● Required task
Quote all of the entries word for word.

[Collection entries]

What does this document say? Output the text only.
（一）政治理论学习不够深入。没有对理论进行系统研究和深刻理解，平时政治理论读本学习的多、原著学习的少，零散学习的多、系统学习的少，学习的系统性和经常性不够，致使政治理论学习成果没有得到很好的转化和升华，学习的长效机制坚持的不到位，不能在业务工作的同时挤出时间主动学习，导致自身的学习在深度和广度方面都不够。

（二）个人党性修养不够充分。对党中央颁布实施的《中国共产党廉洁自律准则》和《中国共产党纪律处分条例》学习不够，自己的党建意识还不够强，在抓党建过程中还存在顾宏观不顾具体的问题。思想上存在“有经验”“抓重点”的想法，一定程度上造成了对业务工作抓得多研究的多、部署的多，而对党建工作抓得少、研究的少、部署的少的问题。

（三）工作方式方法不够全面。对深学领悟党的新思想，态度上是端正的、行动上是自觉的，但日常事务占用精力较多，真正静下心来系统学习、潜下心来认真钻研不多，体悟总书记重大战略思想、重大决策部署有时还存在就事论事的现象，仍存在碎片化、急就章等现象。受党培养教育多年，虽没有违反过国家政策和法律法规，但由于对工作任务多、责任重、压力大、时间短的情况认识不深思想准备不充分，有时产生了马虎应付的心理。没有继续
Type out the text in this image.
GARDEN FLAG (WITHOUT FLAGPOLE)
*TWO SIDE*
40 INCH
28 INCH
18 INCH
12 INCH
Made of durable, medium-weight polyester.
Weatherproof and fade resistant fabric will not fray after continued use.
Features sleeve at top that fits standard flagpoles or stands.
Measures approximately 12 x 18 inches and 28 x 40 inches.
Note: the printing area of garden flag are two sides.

● Right answer
What does this document say? Output the text only.
（一）政治理论学习不够深入。没有对理论进行系统研究和深刻理解，平时政治理论读本学习的多、原著学习的少，零散学习的多、系统学习的少，学习的系统性和经常性不够，致使政治理论学习成果没有得到很好的转化和升华，学习的长效机制坚持的不到位，不能在业务工作的同时挤出时间主动学习，导致自身的学习在深度和广度方面都不够。

（二）个人党性修养不够充分。对党中央颁布实施的《中国共产党廉洁自律准则》和《中国共产党纪律处分条例》学习不够，自己的党建意识还不够强，在抓党建过程中还存在顾宏观不顾具体的问题。思想上存在“有经验”“抓重点”的想法，一定程度上造成了对业务工作抓得多研究的多、部署的多，而对党建工作抓得少、研究的少、部署的少的问题。

（三）工作方式方法不够全面。对深学领悟党的新思想，态度上是端正的、行动上是自觉的，但日常事务占用精力较多，真正静下心来系统学习、潜下心来认真钻研不多，体悟总书记重大战略思想、重大决策部署有时还存在就事论事的现象，仍存在碎片化、急就章等现象。受党培养教育多年，虽没有违反过国家政策和法律法规，但由于对工作任务多、责任重、压力大、时间短的情况认识不深思想准备不充分，有时产生了马虎应付的心理。没有继续
Type out the text in this image.
GARDEN FLAG (WITHOUT FLAGPOLE)
*TWO SIDE*
40 INCH
28 INCH
18 INCH
12 INCH
Made of durable, medium-weight polyester.
Weatherproof and fade resistant fabric will not fray after continued use.
Features sleeve at top that fits standard flagpoles or stands.
Measures approximately 12 x 18 inches and 28 x 40 inches.
Note: the printing area of garden flag are two sides.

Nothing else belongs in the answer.